Element region listings

★ ★ ★

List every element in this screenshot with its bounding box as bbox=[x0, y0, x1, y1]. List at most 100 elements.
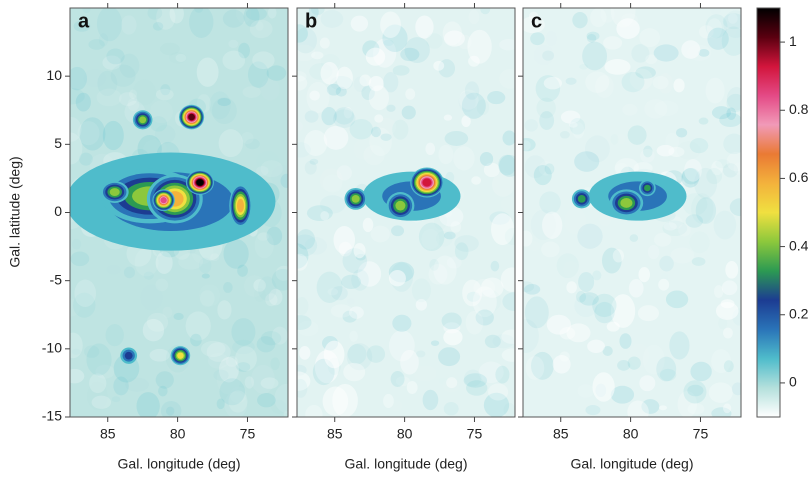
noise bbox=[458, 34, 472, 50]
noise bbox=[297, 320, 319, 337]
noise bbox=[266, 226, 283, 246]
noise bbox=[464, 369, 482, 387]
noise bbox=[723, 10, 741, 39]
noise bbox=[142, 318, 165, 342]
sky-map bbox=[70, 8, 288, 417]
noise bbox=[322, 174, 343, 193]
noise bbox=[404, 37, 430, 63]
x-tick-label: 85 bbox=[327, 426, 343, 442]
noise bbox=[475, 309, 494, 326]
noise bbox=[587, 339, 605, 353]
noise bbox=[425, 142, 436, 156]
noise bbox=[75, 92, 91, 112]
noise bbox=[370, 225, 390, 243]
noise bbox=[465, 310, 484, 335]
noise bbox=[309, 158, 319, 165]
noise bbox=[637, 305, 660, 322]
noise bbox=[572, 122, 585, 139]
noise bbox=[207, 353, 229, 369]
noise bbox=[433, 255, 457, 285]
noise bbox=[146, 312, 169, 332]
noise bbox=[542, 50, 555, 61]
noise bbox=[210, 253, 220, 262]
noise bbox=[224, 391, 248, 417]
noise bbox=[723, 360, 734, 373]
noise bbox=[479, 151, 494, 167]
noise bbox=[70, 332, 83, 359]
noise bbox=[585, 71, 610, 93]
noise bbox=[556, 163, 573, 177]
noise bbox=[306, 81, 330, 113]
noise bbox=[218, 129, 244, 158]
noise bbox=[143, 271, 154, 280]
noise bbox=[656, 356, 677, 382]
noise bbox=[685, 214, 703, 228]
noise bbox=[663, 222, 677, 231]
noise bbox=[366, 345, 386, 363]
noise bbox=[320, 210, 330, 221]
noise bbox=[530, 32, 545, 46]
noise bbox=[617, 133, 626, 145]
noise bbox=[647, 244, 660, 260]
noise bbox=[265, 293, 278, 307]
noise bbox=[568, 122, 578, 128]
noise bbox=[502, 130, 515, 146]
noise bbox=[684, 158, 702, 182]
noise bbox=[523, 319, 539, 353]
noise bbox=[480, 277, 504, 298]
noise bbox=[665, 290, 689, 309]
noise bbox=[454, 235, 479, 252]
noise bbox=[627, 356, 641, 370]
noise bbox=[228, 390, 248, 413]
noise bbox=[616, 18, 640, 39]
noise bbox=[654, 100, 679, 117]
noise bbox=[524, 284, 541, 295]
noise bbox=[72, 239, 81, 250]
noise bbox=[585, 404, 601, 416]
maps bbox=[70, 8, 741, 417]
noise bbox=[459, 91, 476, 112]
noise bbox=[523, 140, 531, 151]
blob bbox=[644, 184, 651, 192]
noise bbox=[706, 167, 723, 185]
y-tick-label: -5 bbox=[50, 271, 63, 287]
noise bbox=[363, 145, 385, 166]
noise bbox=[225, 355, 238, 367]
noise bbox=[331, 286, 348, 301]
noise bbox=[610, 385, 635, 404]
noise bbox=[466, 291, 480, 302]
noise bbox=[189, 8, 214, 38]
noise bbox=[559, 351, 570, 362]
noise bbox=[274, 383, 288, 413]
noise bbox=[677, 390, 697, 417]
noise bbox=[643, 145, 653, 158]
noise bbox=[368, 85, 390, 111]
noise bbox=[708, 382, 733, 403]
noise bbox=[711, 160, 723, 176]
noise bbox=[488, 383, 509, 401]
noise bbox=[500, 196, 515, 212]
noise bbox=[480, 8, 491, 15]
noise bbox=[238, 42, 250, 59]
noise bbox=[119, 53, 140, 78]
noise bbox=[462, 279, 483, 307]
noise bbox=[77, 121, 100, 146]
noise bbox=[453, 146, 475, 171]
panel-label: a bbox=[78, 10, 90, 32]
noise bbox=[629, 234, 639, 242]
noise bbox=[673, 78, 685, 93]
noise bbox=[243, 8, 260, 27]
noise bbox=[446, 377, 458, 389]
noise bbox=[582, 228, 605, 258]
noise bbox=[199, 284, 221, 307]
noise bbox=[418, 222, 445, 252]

★ ★ ★

*What is needed:* Rewrite all the entries above with every "noise" changed to "speckle" and nothing else altered, and leave the pictures out.

*Correct answer:*
List every element in this screenshot with its bounding box as bbox=[x0, y0, x1, y1]. List at most 100 elements.
speckle bbox=[458, 34, 472, 50]
speckle bbox=[297, 320, 319, 337]
speckle bbox=[266, 226, 283, 246]
speckle bbox=[464, 369, 482, 387]
speckle bbox=[723, 10, 741, 39]
speckle bbox=[142, 318, 165, 342]
sky-map bbox=[70, 8, 288, 417]
speckle bbox=[322, 174, 343, 193]
speckle bbox=[404, 37, 430, 63]
x-tick-label: 85 bbox=[327, 426, 343, 442]
speckle bbox=[475, 309, 494, 326]
speckle bbox=[587, 339, 605, 353]
speckle bbox=[425, 142, 436, 156]
speckle bbox=[75, 92, 91, 112]
speckle bbox=[370, 225, 390, 243]
speckle bbox=[465, 310, 484, 335]
speckle bbox=[309, 158, 319, 165]
speckle bbox=[637, 305, 660, 322]
speckle bbox=[572, 122, 585, 139]
speckle bbox=[207, 353, 229, 369]
speckle bbox=[433, 255, 457, 285]
speckle bbox=[146, 312, 169, 332]
speckle bbox=[542, 50, 555, 61]
speckle bbox=[210, 253, 220, 262]
speckle bbox=[224, 391, 248, 417]
speckle bbox=[723, 360, 734, 373]
speckle bbox=[479, 151, 494, 167]
speckle bbox=[70, 332, 83, 359]
speckle bbox=[585, 71, 610, 93]
speckle bbox=[556, 163, 573, 177]
speckle bbox=[306, 81, 330, 113]
speckle bbox=[218, 129, 244, 158]
speckle bbox=[143, 271, 154, 280]
speckle bbox=[656, 356, 677, 382]
speckle bbox=[685, 214, 703, 228]
speckle bbox=[663, 222, 677, 231]
speckle bbox=[366, 345, 386, 363]
speckle bbox=[320, 210, 330, 221]
speckle bbox=[530, 32, 545, 46]
speckle bbox=[617, 133, 626, 145]
speckle bbox=[647, 244, 660, 260]
speckle bbox=[265, 293, 278, 307]
speckle bbox=[568, 122, 578, 128]
speckle bbox=[502, 130, 515, 146]
speckle bbox=[684, 158, 702, 182]
speckle bbox=[523, 319, 539, 353]
speckle bbox=[480, 277, 504, 298]
speckle bbox=[665, 290, 689, 309]
speckle bbox=[454, 235, 479, 252]
speckle bbox=[627, 356, 641, 370]
speckle bbox=[228, 390, 248, 413]
speckle bbox=[616, 18, 640, 39]
speckle bbox=[654, 100, 679, 117]
speckle bbox=[524, 284, 541, 295]
speckle bbox=[72, 239, 81, 250]
speckle bbox=[585, 404, 601, 416]
maps bbox=[70, 8, 741, 417]
speckle bbox=[459, 91, 476, 112]
speckle bbox=[523, 140, 531, 151]
blob bbox=[644, 184, 651, 192]
speckle bbox=[706, 167, 723, 185]
y-tick-label: -5 bbox=[50, 271, 63, 287]
speckle bbox=[363, 145, 385, 166]
speckle bbox=[225, 355, 238, 367]
speckle bbox=[331, 286, 348, 301]
speckle bbox=[610, 385, 635, 404]
speckle bbox=[466, 291, 480, 302]
speckle bbox=[189, 8, 214, 38]
speckle bbox=[559, 351, 570, 362]
speckle bbox=[274, 383, 288, 413]
speckle bbox=[677, 390, 697, 417]
speckle bbox=[643, 145, 653, 158]
speckle bbox=[368, 85, 390, 111]
speckle bbox=[708, 382, 733, 403]
speckle bbox=[711, 160, 723, 176]
speckle bbox=[488, 383, 509, 401]
speckle bbox=[500, 196, 515, 212]
speckle bbox=[480, 8, 491, 15]
speckle bbox=[238, 42, 250, 59]
speckle bbox=[119, 53, 140, 78]
speckle bbox=[462, 279, 483, 307]
speckle bbox=[77, 121, 100, 146]
speckle bbox=[453, 146, 475, 171]
panel-label: a bbox=[78, 10, 90, 32]
speckle bbox=[629, 234, 639, 242]
speckle bbox=[673, 78, 685, 93]
speckle bbox=[243, 8, 260, 27]
speckle bbox=[446, 377, 458, 389]
speckle bbox=[582, 228, 605, 258]
speckle bbox=[199, 284, 221, 307]
speckle bbox=[418, 222, 445, 252]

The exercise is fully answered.